(Records to process):

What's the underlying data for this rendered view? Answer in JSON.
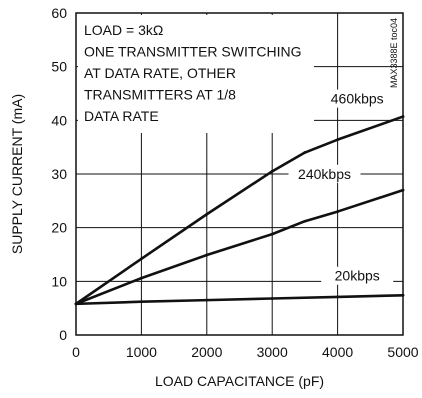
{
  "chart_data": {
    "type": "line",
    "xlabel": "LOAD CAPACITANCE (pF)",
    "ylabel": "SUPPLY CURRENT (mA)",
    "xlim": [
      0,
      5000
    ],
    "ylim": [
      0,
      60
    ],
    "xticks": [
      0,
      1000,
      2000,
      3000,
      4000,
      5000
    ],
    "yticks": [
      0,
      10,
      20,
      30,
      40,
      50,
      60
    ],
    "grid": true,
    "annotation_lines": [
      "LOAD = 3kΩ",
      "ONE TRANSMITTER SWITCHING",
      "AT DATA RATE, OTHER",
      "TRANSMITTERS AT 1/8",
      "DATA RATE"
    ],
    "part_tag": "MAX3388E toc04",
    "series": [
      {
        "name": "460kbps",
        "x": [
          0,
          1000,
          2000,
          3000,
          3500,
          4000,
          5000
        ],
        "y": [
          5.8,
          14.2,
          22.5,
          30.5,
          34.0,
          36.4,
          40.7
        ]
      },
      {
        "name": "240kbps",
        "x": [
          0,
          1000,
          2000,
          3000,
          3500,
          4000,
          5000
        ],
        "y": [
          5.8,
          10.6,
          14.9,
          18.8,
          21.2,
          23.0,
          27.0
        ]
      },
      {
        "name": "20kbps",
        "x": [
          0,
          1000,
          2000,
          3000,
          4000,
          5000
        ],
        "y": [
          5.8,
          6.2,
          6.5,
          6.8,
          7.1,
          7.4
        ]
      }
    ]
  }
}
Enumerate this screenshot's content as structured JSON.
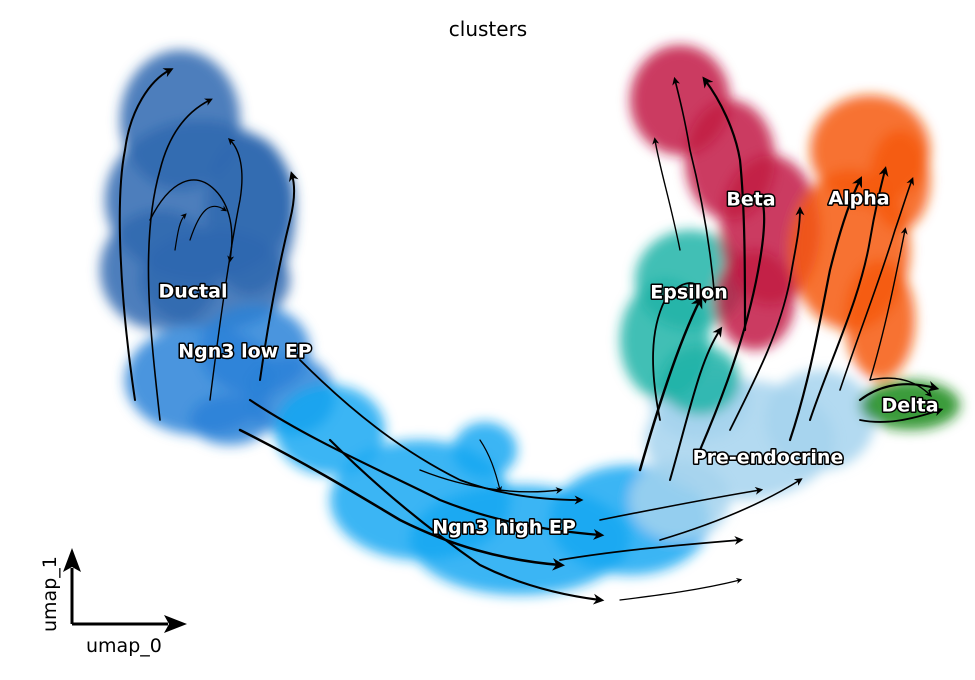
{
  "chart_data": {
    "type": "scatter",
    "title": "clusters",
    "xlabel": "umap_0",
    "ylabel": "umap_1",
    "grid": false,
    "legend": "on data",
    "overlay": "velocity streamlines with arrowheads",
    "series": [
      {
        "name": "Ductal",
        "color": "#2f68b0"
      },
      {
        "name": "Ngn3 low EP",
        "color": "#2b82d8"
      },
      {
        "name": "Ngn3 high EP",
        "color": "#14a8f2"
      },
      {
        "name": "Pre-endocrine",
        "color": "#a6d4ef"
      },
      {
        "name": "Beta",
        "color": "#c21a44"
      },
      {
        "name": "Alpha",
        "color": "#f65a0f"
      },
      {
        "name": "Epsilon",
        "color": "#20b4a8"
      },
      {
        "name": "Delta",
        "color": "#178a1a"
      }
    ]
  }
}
* * *
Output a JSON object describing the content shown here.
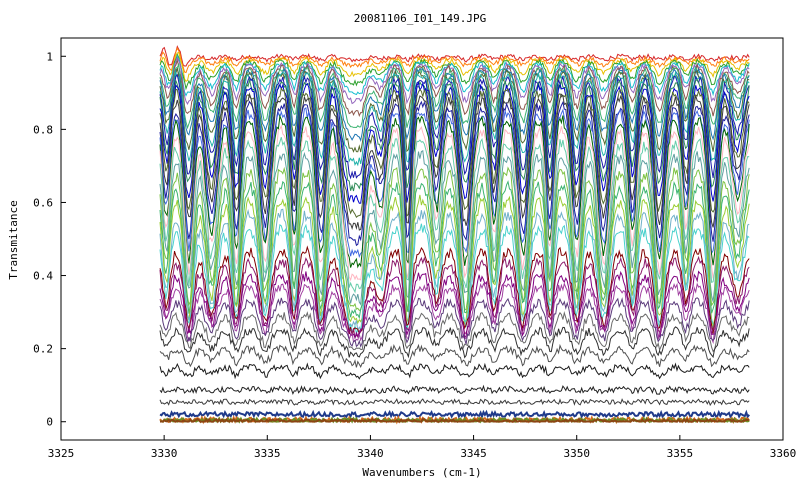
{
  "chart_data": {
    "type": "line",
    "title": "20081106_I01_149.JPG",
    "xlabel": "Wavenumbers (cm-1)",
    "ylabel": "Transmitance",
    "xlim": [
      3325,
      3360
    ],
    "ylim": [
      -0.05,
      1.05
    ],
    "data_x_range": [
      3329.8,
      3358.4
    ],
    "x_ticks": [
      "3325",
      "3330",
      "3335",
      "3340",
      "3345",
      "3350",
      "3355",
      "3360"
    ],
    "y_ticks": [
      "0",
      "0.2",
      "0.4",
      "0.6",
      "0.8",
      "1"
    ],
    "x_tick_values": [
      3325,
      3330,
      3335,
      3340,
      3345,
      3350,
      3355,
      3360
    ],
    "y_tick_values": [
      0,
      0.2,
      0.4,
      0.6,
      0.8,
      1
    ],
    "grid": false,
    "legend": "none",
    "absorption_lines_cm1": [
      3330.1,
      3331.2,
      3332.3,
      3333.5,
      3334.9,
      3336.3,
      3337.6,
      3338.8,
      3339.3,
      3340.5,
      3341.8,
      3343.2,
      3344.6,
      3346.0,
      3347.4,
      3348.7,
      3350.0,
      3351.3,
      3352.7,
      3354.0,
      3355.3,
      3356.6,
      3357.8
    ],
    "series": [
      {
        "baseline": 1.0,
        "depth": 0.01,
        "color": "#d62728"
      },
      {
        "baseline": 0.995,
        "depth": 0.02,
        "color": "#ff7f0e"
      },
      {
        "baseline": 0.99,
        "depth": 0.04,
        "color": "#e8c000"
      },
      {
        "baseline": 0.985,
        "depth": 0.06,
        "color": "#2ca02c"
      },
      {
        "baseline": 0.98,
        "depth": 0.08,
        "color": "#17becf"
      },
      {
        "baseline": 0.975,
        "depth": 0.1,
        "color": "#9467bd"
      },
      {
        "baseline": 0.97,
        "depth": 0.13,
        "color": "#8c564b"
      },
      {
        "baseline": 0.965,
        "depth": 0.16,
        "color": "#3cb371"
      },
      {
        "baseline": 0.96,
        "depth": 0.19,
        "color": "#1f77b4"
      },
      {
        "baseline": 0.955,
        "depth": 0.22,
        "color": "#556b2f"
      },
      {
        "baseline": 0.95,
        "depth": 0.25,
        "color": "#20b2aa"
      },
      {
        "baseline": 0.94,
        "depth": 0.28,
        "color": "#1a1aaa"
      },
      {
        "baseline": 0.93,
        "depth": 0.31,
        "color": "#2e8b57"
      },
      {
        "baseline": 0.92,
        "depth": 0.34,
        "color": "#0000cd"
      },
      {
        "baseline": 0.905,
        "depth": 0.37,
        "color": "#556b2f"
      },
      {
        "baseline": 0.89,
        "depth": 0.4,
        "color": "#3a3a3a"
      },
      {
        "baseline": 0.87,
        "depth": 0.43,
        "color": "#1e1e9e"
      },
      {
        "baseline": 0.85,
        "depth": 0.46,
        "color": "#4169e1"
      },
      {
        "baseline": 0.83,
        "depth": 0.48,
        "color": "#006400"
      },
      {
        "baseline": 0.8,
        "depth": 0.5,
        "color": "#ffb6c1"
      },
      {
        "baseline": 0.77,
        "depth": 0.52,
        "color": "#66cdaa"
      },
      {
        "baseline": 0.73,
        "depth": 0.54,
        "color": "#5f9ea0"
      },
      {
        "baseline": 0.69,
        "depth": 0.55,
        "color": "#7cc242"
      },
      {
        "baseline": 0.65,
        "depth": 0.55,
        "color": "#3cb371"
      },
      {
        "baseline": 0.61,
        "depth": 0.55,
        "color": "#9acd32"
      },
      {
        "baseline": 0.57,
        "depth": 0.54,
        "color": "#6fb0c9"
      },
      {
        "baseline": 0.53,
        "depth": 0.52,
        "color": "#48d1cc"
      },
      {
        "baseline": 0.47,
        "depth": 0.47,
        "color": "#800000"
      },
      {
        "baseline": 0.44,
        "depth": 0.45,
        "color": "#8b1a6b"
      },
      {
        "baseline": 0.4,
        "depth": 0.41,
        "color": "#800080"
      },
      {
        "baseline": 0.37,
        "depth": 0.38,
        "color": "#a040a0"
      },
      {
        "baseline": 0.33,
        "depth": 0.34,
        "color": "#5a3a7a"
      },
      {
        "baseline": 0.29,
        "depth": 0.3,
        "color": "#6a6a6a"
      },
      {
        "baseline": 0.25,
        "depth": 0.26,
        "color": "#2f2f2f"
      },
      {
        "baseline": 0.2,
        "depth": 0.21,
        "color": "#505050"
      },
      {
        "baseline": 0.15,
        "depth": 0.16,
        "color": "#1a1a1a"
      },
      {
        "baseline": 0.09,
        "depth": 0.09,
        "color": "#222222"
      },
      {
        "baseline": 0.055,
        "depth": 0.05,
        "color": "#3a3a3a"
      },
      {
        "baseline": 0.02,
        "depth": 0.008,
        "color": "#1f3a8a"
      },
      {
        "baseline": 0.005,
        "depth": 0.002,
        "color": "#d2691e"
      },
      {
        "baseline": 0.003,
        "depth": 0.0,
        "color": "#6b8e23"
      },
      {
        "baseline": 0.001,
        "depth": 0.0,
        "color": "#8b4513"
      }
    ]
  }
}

(Work to do): How many lines in the records above contain the word "ylabel"? Reply with the number and nothing more.

(Result): 3